## GIVEN INSTRUCTION
Which lines below hold the word "with"? Report each one.
* Start EXTRACTED DATA *
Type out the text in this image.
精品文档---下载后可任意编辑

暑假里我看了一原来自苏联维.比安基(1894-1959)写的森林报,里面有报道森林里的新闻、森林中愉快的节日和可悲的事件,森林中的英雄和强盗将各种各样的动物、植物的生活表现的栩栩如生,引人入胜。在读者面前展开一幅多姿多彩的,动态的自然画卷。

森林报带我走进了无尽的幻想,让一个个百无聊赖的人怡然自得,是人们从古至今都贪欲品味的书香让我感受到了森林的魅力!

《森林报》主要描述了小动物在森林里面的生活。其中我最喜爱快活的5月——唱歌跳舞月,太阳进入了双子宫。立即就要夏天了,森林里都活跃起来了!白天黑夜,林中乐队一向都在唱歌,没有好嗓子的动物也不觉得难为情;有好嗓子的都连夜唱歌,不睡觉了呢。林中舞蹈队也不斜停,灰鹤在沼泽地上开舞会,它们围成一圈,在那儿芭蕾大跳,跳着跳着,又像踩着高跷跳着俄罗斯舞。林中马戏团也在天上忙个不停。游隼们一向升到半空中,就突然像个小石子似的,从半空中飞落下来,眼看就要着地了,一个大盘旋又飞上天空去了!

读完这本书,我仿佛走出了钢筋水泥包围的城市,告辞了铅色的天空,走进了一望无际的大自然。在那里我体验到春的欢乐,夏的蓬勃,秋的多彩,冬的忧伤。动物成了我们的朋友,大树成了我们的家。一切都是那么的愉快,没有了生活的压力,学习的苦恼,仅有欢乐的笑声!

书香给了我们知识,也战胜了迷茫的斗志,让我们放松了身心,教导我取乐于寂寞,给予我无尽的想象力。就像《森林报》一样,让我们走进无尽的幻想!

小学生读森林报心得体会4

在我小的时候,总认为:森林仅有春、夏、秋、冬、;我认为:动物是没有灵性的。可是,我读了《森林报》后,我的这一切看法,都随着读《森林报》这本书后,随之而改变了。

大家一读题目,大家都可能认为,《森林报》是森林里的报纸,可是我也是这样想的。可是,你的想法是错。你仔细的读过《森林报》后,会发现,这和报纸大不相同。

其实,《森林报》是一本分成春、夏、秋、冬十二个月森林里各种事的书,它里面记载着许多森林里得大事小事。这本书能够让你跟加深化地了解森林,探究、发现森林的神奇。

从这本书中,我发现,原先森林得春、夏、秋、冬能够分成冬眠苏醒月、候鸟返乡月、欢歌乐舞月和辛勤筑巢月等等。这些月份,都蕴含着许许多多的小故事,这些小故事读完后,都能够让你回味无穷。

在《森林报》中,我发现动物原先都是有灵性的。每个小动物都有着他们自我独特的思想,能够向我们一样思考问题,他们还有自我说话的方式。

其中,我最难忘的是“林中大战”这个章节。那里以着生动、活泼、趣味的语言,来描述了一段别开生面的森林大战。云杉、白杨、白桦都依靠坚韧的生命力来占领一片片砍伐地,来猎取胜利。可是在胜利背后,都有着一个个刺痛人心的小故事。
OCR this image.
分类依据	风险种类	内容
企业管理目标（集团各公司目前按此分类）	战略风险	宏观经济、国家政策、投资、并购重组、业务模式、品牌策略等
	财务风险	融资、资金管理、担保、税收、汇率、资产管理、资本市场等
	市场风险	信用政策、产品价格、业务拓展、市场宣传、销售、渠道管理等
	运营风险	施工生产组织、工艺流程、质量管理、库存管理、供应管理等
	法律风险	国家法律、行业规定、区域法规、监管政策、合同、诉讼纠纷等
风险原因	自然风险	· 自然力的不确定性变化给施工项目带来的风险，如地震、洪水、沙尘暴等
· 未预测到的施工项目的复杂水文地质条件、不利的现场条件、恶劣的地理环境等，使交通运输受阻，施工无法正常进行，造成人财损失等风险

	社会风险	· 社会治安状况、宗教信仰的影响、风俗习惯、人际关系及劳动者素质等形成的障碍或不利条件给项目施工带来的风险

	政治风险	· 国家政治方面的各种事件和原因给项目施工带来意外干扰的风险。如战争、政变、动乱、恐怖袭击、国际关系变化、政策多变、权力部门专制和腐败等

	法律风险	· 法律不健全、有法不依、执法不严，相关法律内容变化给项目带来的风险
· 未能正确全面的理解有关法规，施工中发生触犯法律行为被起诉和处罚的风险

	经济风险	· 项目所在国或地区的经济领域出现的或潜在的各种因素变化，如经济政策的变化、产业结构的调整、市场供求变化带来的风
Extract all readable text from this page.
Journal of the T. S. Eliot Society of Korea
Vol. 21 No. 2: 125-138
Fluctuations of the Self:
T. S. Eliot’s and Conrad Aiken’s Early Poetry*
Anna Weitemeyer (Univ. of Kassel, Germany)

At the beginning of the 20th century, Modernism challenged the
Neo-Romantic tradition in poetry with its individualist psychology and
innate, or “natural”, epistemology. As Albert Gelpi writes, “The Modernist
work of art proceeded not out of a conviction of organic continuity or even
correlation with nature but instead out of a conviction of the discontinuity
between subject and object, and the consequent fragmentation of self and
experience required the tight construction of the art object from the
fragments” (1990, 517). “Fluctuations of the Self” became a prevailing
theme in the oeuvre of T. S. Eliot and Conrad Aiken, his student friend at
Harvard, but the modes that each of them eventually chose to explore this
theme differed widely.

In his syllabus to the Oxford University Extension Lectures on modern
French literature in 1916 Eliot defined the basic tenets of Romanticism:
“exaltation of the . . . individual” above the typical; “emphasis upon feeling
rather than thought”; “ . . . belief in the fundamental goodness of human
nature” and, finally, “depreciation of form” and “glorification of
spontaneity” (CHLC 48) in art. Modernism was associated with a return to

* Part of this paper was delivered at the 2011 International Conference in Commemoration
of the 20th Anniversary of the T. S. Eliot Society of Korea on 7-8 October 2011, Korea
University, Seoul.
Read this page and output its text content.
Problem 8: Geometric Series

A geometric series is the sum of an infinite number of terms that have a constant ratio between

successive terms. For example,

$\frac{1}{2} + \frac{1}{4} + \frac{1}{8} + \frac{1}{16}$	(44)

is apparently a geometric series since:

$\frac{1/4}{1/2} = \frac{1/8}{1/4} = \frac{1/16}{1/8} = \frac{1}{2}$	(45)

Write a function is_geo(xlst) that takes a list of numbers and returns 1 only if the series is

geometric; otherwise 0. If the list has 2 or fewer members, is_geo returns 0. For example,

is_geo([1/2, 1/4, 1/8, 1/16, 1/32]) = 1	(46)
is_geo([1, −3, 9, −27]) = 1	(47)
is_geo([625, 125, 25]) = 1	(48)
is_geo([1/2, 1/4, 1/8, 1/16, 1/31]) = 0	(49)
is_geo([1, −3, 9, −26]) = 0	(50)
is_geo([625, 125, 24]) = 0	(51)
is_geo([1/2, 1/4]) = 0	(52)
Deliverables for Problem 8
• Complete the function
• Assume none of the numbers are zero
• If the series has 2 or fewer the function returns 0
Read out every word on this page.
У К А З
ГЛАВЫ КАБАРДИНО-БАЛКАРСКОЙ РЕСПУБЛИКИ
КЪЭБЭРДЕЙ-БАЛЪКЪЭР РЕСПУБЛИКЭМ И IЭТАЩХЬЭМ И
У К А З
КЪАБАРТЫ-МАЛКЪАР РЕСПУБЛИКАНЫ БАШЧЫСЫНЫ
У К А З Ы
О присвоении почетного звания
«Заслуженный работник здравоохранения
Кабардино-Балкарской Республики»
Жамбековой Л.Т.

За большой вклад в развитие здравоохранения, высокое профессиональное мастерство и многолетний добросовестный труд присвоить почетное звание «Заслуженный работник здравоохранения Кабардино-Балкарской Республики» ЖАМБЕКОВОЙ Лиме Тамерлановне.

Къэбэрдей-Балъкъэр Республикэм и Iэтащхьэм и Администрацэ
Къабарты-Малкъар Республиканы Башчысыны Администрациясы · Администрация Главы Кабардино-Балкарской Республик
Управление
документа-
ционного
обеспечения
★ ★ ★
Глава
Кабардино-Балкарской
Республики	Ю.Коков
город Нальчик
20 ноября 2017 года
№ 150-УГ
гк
* End EXTRACTED DATA *
## THE RESPONSE
Neo-Romantic tradition in poetry with its individualist psychology and
correlation with nature but instead out of a conviction of the discontinuity
spontaneity” (CHLC 48) in art. Modernism was associated with a return to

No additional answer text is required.